| To be done |
Only the number is wanted: how many lines of these entries contain the word "Anatoki"?

[START OF Excerpted data]

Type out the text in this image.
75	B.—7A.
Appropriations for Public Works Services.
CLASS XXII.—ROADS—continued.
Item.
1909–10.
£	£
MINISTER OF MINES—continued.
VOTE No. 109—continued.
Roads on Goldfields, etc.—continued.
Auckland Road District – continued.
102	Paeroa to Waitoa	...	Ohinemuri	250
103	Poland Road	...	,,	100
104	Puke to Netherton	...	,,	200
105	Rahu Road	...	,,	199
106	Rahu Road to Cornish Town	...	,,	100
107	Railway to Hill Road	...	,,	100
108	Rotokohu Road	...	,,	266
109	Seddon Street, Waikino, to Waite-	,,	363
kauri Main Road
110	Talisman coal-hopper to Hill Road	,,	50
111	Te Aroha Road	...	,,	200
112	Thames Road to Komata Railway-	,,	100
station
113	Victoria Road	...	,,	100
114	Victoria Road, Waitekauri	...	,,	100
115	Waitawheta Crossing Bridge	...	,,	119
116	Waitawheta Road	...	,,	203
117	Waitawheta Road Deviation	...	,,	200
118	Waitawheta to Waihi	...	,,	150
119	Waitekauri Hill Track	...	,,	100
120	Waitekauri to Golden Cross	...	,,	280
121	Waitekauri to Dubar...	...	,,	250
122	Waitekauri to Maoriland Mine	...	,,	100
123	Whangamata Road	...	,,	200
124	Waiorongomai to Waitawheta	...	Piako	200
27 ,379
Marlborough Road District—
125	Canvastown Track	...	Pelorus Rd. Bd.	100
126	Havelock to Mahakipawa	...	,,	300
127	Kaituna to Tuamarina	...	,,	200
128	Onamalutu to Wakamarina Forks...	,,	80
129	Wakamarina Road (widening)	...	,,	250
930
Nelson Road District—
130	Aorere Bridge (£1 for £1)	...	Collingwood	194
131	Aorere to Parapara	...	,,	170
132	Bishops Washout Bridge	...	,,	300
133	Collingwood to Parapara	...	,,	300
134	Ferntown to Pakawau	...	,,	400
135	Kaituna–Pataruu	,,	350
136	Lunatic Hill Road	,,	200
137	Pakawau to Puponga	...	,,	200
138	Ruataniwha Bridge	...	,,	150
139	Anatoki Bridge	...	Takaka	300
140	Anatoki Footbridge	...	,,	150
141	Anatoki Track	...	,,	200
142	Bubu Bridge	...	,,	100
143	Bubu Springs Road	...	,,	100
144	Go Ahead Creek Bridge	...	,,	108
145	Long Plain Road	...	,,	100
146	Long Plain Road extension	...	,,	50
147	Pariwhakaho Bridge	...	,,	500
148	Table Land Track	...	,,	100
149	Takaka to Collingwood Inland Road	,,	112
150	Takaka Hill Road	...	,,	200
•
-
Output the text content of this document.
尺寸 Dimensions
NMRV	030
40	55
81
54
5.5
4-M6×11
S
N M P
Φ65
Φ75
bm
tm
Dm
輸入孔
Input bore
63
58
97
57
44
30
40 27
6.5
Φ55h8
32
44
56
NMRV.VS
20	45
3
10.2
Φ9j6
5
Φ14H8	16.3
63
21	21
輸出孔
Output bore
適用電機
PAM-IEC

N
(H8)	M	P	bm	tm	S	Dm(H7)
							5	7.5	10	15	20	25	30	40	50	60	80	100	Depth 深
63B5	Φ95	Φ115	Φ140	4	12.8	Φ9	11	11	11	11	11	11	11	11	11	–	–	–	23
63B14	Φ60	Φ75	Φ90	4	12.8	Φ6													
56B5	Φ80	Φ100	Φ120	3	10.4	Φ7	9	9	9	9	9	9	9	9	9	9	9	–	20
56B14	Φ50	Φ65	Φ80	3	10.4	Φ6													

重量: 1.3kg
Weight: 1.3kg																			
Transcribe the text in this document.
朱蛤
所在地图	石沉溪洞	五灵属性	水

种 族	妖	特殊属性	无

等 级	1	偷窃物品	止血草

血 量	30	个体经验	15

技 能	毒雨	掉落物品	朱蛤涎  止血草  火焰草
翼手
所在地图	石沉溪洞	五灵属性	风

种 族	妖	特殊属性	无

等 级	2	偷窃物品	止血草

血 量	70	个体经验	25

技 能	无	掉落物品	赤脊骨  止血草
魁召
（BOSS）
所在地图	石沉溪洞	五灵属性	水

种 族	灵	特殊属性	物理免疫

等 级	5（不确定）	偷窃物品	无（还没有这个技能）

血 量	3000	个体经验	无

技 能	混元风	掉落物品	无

[END OF Excerpted data]

| Full answer |
3